#### Short problem:
Report how many lines contain the word "checked", with no other text.

#### Records shown:
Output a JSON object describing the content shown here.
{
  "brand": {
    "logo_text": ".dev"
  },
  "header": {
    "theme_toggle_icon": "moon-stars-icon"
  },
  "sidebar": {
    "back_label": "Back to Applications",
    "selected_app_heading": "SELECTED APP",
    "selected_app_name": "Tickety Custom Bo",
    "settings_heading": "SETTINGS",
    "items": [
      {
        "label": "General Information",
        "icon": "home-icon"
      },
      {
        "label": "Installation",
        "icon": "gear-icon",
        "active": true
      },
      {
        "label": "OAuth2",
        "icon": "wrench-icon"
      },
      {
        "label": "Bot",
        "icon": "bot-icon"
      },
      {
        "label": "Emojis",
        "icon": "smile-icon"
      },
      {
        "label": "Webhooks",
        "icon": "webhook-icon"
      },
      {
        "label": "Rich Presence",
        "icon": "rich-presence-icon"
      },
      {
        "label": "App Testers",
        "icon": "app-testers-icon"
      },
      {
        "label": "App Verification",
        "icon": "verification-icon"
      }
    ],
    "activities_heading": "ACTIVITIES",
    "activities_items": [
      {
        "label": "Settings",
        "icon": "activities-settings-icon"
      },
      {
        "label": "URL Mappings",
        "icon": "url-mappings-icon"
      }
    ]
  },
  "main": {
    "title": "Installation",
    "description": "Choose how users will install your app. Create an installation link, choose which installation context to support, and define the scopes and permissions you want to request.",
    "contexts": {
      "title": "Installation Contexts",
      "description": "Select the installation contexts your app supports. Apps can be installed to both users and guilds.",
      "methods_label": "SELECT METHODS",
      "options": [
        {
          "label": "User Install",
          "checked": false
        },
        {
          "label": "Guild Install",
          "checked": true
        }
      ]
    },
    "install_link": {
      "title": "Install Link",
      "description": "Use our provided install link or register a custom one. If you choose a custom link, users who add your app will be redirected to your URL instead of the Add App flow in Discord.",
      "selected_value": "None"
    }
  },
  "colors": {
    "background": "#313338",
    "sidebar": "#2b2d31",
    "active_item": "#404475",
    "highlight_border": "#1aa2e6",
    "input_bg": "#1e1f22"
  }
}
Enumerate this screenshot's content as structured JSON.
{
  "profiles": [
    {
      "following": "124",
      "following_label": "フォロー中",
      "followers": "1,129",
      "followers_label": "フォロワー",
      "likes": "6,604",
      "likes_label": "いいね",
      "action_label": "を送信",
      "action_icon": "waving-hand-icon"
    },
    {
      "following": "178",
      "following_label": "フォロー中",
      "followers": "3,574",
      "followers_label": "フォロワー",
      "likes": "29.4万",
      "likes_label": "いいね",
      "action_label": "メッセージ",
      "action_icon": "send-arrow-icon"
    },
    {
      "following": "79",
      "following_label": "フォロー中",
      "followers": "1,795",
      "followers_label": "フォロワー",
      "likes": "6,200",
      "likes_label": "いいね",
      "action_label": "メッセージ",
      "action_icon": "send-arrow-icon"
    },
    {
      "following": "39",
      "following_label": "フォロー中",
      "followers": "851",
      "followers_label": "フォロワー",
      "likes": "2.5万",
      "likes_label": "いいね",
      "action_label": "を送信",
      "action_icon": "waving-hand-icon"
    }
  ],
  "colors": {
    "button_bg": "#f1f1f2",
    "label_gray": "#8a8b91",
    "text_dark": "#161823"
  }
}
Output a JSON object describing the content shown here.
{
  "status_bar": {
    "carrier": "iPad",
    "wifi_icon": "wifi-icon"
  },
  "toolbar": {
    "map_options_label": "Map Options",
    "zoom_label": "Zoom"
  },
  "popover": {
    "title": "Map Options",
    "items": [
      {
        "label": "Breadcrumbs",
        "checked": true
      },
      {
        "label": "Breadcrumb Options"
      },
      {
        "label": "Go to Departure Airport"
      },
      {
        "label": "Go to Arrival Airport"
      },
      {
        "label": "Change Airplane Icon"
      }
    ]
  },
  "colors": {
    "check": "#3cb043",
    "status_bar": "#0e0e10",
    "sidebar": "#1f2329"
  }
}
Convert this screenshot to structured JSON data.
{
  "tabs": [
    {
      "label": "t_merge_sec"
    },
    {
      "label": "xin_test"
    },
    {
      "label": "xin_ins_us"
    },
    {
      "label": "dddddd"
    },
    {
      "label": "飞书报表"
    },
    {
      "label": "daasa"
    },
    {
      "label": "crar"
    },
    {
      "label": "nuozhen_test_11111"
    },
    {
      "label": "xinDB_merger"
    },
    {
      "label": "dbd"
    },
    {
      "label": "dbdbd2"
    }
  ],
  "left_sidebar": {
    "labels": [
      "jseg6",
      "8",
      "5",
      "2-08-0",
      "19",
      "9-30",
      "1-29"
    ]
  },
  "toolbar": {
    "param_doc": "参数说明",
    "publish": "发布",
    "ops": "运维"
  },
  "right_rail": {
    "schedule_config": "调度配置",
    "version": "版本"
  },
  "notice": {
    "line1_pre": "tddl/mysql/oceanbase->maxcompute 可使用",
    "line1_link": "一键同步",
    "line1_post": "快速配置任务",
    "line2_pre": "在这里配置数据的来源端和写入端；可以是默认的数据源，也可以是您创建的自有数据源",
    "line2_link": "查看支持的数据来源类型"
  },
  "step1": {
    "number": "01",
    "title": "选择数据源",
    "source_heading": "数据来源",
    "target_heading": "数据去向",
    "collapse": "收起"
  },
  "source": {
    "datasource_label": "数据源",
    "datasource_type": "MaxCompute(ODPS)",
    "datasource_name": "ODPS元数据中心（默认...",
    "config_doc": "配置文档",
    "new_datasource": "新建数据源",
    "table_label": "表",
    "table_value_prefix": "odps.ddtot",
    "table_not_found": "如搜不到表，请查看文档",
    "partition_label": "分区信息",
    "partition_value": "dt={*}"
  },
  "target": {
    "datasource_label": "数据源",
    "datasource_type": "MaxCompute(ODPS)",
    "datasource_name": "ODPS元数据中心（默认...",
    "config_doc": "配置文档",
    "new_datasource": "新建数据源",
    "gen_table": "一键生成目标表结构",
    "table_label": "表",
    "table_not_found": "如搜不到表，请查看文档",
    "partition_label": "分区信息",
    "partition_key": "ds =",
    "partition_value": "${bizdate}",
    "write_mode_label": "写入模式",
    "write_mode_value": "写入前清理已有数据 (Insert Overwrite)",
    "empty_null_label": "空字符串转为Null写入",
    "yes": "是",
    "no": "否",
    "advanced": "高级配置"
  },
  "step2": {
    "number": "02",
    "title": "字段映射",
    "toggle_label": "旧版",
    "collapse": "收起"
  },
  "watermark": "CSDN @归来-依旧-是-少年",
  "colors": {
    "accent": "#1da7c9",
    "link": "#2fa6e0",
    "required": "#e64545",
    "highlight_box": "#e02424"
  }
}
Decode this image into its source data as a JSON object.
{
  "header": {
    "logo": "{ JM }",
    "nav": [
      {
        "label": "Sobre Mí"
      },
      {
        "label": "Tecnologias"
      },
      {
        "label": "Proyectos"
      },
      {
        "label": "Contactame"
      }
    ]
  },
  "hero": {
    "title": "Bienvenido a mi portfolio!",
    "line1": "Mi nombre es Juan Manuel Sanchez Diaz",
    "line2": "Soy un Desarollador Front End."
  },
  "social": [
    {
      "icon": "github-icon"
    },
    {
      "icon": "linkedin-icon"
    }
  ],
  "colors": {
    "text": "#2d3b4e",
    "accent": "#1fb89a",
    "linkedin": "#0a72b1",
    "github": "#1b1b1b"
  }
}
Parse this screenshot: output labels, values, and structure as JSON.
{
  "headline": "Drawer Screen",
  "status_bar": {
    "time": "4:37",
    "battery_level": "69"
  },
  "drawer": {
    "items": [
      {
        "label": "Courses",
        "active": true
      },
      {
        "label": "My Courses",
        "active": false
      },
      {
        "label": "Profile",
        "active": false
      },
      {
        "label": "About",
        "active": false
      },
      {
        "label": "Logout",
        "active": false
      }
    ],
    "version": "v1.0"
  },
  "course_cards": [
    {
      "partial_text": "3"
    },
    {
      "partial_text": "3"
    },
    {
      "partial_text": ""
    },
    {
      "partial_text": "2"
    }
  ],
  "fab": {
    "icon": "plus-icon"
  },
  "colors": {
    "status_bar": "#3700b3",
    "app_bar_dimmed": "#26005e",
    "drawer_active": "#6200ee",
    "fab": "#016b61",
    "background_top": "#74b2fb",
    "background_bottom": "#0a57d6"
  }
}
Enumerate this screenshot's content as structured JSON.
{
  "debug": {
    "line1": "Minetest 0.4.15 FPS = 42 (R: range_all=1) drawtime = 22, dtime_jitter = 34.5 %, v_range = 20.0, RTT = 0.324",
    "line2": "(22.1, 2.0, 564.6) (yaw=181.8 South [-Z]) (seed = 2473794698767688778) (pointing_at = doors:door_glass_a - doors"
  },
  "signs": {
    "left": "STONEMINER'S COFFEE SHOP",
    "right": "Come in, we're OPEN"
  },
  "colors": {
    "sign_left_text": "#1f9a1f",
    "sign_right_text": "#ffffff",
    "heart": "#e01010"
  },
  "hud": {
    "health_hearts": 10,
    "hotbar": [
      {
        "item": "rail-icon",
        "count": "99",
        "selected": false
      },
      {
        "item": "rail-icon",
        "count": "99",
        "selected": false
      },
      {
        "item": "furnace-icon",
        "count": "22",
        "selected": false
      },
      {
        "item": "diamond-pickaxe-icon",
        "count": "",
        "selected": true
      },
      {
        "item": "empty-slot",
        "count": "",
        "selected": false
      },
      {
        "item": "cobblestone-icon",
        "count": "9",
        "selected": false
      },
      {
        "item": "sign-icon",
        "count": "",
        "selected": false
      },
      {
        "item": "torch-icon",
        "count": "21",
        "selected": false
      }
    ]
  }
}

#### Exercise result:
3